• Reading passage:
►

So… just remove TE and LibNoise when you’re finished with them - and don’t include those scripts in your game (you won’t need them in the game anyway!!) :slight_smile:

I took a look at LibNoise and only the “libnoise example sources” use GPL, so if you can make sure you don’t use parts of that code you can change the license to LGPL and all will be fine. :slight_smile:

Once you do that I think I can find a little time to help you out, structuring the code a bit. Right now its a lot of good functionality that’s wrapped with in a big mess. :slight_smile:

This is absolutely brilliant!

Funny thing is, though. When expanding terrain, it takes a shitload of time to finish, even though it seems to be done in like 3 seconds.
EDIT: may be related to the fact that I’ve only got one texture in the scene.

Some initial tests:
I imported a 128x128 heightmap (windows), set the size to 512x1024x512

Detail:
setting the strength at .06 or less showed no details at all. Setting it at 0.07 looks like full detail, very thick grass. So, I would think that strength = density?

Height: Setting it to less than 0.38 shows no grass. .38 and above = grass all over, full coverage.
Slope seems to work great! Love it.
Noticed a wide strip of no grass going across my terrain…like somebody took a giant lawn mower and cut straight across.
Added another grass to the terrain, it showed similar results. So tested with 2 grasses on the terrain.

◄

• Record extracts:
►

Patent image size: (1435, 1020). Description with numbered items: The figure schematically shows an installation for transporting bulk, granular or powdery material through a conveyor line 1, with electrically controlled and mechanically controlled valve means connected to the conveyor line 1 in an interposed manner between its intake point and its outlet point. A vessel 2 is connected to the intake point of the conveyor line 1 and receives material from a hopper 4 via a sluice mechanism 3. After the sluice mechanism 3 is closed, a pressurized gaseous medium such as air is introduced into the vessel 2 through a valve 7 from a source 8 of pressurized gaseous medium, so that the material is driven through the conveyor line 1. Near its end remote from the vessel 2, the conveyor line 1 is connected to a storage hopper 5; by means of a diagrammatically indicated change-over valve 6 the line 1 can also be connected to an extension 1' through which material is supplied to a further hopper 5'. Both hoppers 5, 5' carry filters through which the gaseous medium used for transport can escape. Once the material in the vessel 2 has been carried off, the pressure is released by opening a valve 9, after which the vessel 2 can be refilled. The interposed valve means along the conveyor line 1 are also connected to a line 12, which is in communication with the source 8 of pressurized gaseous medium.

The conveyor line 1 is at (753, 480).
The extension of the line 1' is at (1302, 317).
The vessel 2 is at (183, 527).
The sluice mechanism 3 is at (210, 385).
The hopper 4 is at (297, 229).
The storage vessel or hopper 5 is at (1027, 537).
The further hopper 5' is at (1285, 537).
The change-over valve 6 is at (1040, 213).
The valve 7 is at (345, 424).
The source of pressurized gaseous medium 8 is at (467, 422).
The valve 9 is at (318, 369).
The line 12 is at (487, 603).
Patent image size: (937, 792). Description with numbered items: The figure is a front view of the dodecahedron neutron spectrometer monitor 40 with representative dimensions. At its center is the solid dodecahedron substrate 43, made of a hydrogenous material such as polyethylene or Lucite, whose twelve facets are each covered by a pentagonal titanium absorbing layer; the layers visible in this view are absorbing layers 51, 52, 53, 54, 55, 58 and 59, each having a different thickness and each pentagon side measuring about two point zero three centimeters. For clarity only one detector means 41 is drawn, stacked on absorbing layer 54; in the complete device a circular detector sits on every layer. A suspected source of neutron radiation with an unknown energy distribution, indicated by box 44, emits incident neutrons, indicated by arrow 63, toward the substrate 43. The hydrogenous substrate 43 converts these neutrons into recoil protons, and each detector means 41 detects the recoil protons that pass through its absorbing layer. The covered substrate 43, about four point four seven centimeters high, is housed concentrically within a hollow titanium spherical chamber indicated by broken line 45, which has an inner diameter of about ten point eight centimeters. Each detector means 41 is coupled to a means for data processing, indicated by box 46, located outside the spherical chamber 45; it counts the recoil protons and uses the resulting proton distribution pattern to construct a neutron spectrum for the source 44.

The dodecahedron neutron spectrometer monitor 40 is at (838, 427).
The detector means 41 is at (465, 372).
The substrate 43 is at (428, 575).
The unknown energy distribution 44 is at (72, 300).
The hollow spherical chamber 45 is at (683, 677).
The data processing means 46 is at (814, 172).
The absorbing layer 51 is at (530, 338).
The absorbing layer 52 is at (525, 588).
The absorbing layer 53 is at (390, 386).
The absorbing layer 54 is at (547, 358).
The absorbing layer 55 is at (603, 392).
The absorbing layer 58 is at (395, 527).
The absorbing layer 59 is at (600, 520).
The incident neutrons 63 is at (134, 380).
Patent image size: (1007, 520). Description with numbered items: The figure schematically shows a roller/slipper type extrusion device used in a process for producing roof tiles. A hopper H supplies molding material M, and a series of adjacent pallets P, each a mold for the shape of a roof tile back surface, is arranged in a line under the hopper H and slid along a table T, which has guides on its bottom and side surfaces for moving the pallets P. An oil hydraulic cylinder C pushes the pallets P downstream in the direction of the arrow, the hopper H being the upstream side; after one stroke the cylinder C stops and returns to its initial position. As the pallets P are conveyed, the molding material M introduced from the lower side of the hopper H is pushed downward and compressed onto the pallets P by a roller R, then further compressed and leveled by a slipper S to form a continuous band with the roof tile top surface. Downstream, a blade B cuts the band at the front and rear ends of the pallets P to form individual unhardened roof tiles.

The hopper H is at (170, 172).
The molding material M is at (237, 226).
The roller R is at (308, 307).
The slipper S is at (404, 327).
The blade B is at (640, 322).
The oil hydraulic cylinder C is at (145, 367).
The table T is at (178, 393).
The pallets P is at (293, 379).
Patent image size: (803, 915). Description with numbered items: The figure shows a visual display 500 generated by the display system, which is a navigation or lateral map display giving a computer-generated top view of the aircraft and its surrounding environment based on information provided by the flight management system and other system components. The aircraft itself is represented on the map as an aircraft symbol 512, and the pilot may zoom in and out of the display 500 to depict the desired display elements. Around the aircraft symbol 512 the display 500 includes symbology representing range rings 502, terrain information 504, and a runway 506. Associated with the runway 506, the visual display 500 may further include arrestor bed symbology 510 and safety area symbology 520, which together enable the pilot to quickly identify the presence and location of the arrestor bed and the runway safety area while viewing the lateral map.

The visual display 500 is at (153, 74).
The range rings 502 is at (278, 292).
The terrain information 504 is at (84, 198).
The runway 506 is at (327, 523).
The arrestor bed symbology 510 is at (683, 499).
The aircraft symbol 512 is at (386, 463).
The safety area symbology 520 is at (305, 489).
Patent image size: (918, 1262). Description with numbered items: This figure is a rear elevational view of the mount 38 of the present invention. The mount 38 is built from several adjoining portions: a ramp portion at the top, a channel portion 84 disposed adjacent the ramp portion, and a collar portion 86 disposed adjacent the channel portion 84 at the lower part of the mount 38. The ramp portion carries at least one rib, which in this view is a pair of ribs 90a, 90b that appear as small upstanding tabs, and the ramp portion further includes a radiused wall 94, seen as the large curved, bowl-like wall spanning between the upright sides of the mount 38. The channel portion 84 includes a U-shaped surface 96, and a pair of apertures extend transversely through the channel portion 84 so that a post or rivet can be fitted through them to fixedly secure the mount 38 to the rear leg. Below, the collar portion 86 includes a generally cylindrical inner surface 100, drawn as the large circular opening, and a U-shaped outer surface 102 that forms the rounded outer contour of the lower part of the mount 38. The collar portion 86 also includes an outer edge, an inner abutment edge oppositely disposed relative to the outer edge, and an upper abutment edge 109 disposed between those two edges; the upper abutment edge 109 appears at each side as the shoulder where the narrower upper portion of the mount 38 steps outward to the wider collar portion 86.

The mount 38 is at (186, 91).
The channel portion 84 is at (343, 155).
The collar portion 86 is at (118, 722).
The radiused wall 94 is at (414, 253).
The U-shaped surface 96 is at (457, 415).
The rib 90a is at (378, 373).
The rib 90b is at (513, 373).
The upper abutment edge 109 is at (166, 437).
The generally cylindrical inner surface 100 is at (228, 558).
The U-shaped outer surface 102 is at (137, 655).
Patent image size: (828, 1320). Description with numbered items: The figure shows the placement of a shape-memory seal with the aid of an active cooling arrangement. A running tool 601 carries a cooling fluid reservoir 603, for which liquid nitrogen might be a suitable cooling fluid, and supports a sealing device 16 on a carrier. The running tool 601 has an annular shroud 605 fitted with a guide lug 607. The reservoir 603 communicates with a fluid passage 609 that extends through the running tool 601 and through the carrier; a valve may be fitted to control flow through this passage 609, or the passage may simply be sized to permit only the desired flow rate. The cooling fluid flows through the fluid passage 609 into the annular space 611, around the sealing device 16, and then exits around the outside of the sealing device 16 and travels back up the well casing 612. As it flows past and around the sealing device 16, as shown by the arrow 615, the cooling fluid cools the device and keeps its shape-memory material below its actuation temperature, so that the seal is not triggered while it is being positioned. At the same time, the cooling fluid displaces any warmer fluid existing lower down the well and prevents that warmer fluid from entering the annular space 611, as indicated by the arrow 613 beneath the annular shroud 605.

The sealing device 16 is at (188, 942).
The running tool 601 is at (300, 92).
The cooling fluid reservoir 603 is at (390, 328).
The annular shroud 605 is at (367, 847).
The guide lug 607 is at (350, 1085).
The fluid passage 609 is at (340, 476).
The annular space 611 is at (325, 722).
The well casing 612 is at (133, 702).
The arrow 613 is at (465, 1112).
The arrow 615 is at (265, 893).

◄

• Task description:
Carry the terrain tool forum thread forward from its final sentence. The lines that come after the terrain tool forum thread are separate material.

• Result:
Trees:
Added one tree. Height was from 0 to 1. Slope was from 0 to 90. Strength .153.

Strength appeared to work fine. The trees only appeared in the bottom part of my terrain…not lower in elevation, but on the bottom tenth side of my terrain. Along the bottom edge, if that makes sense, in a narrow band. Kinda like someone planted a band of trees with that same lawn mower.

I’ll test some more later.

Thanks, I think I’d already removed the example sources in the 2.63 release. :slight_smile:

I had been meaning to change some parts of the code (introducing structs, enums, etc.) and batching declarations into groups but I’m kinda learning as I go and was going to go back over the code before I release as v3.0 to tackle my messy code. That said, any help or advice would be greatly and humbly appreciated.

Working on this now, initially with random probability but will later make it depend on noise. Either way, I’ll play with this now to make sure detail can be applied at lower levels, I know the exact problem you’re referring to as I’ve noticed that too.

The height (in terrain/detail/tree rules) is based on the heightmaps maximum size rather than just the height-extents of the current terrain object. This may be part of the issue but I will make a test terrain with a gradient from zero to the heightmap’s max value and run some tests using that to make sure the values are adjusted if they are inaccurate.

Regarding that wide strip of no grass, it’s related to not clearing values as it iterates through the x:z coords - I fixed the bug for textures but didn’t realise it was elsewhere… I’ll get it fixed ready for the weekend. I’ll also investigate the issue with trees for you too and post back as soon as I figure out what the problem could be.

Hopefully will have v2.64 ready by the weekend.


@all … Thanks for all your feedback so far. Really appreciating it. :slight_smile:

i just had a quick look at your tools – really a nice start!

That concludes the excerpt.